▶ **What to do**
Pull out every line with the word "mode" from the entries below.

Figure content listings
·····
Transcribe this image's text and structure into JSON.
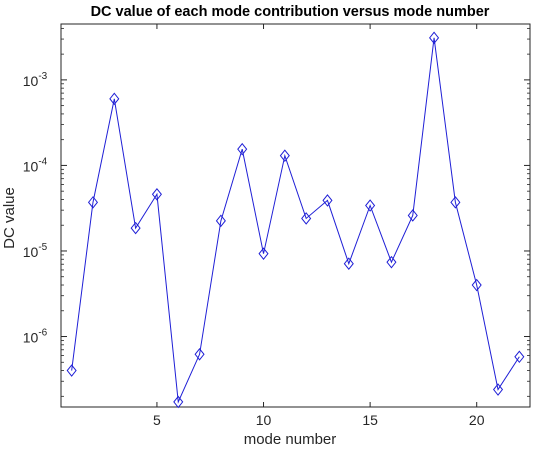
{
  "chart_data": {
    "type": "line",
    "title": "DC value of each mode contribution versus mode number",
    "xlabel": "mode number",
    "ylabel": "DC value",
    "xlim": [
      0.5,
      22.5
    ],
    "ylim": [
      1.5e-07,
      0.0045
    ],
    "yscale": "log",
    "grid": false,
    "legend": "none",
    "x_ticks": [
      {
        "value": 5,
        "label": "5"
      },
      {
        "value": 10,
        "label": "10"
      },
      {
        "value": 15,
        "label": "15"
      },
      {
        "value": 20,
        "label": "20"
      }
    ],
    "y_ticks": [
      {
        "value": 1e-06,
        "base": "10",
        "exp": "-6"
      },
      {
        "value": 1e-05,
        "base": "10",
        "exp": "-5"
      },
      {
        "value": 0.0001,
        "base": "10",
        "exp": "-4"
      },
      {
        "value": 0.001,
        "base": "10",
        "exp": "-3"
      }
    ],
    "series": [
      {
        "color": "#1f1fd6",
        "marker": "diamond",
        "x": [
          1,
          2,
          3,
          4,
          5,
          6,
          7,
          8,
          9,
          10,
          11,
          12,
          13,
          14,
          15,
          16,
          17,
          18,
          19,
          20,
          21,
          22
        ],
        "values": [
          4e-07,
          3.7e-05,
          0.0006,
          1.85e-05,
          4.6e-05,
          1.72e-07,
          6.2e-07,
          2.25e-05,
          0.000155,
          9.3e-06,
          0.00013,
          2.4e-05,
          3.9e-05,
          7.1e-06,
          3.4e-05,
          7.4e-06,
          2.6e-05,
          0.0031,
          3.7e-05,
          4e-06,
          2.4e-07,
          5.8e-07
        ]
      }
    ]
  }
}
·····
▶ **Written response**
    "title": "DC value of each mode contribution versus mode number",
    "xlabel": "mode number",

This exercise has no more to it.